◆ SUPPLIED DATA:
[Start]
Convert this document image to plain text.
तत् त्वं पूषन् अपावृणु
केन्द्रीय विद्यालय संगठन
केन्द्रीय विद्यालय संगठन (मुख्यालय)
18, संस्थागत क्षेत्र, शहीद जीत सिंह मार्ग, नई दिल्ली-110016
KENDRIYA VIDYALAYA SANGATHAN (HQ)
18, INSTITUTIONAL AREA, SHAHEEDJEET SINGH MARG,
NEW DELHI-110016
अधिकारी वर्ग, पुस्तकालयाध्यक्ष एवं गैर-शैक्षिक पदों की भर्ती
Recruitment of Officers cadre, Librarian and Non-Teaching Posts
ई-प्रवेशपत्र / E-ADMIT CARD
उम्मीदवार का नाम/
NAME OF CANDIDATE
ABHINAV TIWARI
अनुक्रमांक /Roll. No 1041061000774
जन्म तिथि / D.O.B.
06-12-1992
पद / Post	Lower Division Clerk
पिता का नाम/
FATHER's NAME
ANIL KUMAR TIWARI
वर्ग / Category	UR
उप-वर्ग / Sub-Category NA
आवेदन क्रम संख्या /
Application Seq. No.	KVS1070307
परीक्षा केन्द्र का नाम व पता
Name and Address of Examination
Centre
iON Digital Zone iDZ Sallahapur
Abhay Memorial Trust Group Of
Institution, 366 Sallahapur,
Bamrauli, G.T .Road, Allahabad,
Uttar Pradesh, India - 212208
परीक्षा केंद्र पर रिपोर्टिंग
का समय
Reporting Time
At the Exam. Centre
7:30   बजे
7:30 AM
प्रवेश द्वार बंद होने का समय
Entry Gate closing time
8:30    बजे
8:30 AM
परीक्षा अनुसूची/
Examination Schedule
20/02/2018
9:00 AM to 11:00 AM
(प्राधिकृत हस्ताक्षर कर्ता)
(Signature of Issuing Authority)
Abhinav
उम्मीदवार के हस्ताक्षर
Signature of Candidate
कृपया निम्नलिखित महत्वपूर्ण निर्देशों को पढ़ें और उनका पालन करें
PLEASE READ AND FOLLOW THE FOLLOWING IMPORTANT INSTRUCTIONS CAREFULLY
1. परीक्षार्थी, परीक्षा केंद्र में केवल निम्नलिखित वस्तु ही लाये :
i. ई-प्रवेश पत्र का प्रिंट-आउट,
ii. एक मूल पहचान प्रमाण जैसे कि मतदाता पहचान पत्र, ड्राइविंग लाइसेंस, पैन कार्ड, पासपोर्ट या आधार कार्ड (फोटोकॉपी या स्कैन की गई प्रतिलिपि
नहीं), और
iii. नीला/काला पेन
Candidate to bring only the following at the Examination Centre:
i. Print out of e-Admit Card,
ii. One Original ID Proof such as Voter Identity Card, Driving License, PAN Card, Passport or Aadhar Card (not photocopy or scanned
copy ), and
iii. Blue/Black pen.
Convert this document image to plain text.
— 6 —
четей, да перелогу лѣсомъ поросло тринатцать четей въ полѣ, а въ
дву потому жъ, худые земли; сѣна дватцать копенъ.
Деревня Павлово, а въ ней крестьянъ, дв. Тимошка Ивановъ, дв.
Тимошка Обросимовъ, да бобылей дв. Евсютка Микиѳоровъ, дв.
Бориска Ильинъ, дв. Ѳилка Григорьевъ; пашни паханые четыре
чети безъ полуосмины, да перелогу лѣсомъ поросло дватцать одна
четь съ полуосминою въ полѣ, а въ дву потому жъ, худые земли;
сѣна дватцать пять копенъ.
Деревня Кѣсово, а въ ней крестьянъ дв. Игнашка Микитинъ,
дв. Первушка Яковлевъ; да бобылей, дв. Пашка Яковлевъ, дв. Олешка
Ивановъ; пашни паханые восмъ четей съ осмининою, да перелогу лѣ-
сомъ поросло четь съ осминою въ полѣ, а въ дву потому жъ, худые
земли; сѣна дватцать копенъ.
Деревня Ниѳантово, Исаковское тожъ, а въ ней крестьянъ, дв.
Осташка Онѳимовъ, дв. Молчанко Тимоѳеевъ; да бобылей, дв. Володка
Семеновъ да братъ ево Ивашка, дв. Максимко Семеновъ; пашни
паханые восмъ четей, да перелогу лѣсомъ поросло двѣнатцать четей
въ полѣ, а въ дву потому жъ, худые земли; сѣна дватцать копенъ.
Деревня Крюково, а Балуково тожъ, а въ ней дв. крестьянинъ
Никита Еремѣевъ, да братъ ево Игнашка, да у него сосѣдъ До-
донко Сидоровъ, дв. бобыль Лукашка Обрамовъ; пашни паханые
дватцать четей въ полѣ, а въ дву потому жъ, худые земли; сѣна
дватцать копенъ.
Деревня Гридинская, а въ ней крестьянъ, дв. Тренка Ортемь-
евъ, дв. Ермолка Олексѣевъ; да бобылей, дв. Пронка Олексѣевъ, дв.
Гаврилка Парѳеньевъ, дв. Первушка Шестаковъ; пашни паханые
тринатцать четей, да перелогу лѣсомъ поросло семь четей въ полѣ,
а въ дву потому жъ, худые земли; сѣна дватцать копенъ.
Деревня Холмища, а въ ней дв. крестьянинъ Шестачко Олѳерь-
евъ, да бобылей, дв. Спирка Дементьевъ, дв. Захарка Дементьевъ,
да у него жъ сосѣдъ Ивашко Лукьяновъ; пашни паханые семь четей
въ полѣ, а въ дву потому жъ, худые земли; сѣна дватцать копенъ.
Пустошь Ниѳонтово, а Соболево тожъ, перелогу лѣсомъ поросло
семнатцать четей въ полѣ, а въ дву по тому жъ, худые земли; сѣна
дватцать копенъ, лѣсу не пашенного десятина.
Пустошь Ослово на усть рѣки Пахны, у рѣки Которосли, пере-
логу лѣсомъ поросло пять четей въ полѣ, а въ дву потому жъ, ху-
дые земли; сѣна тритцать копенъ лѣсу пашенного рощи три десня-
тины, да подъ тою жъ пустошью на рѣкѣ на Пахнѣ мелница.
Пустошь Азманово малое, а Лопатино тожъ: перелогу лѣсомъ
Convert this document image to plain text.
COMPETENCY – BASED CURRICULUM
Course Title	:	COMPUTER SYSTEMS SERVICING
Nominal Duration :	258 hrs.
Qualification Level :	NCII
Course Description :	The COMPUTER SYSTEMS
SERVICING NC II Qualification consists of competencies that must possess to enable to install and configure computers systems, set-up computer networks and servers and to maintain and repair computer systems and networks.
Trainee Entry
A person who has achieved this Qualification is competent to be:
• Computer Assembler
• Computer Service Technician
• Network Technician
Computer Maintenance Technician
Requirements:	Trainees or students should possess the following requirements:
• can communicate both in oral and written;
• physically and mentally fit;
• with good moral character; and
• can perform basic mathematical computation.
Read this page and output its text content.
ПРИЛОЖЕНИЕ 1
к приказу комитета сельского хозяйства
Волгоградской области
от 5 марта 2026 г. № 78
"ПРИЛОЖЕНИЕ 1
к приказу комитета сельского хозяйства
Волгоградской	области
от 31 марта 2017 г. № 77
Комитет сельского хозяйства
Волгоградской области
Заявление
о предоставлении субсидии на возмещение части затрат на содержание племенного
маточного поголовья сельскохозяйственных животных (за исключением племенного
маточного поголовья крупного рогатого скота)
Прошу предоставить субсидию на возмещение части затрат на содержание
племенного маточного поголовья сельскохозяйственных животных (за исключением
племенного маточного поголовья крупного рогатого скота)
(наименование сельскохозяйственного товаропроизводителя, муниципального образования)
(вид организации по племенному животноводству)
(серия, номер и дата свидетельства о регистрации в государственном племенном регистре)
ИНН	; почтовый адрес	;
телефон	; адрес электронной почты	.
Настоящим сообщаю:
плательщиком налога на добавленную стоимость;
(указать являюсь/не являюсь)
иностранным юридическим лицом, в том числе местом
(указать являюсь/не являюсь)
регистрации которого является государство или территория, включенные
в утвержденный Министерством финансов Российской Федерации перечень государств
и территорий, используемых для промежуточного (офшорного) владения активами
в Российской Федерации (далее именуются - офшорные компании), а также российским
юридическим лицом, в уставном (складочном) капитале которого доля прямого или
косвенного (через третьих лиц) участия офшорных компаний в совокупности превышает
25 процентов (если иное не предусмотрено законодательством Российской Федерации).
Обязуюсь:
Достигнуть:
[End]
Show every line above in which the word "адрес" occurs.

◆ RESULT BELOW:
ИНН	; почтовый адрес	;
телефон	; адрес электронной почты	.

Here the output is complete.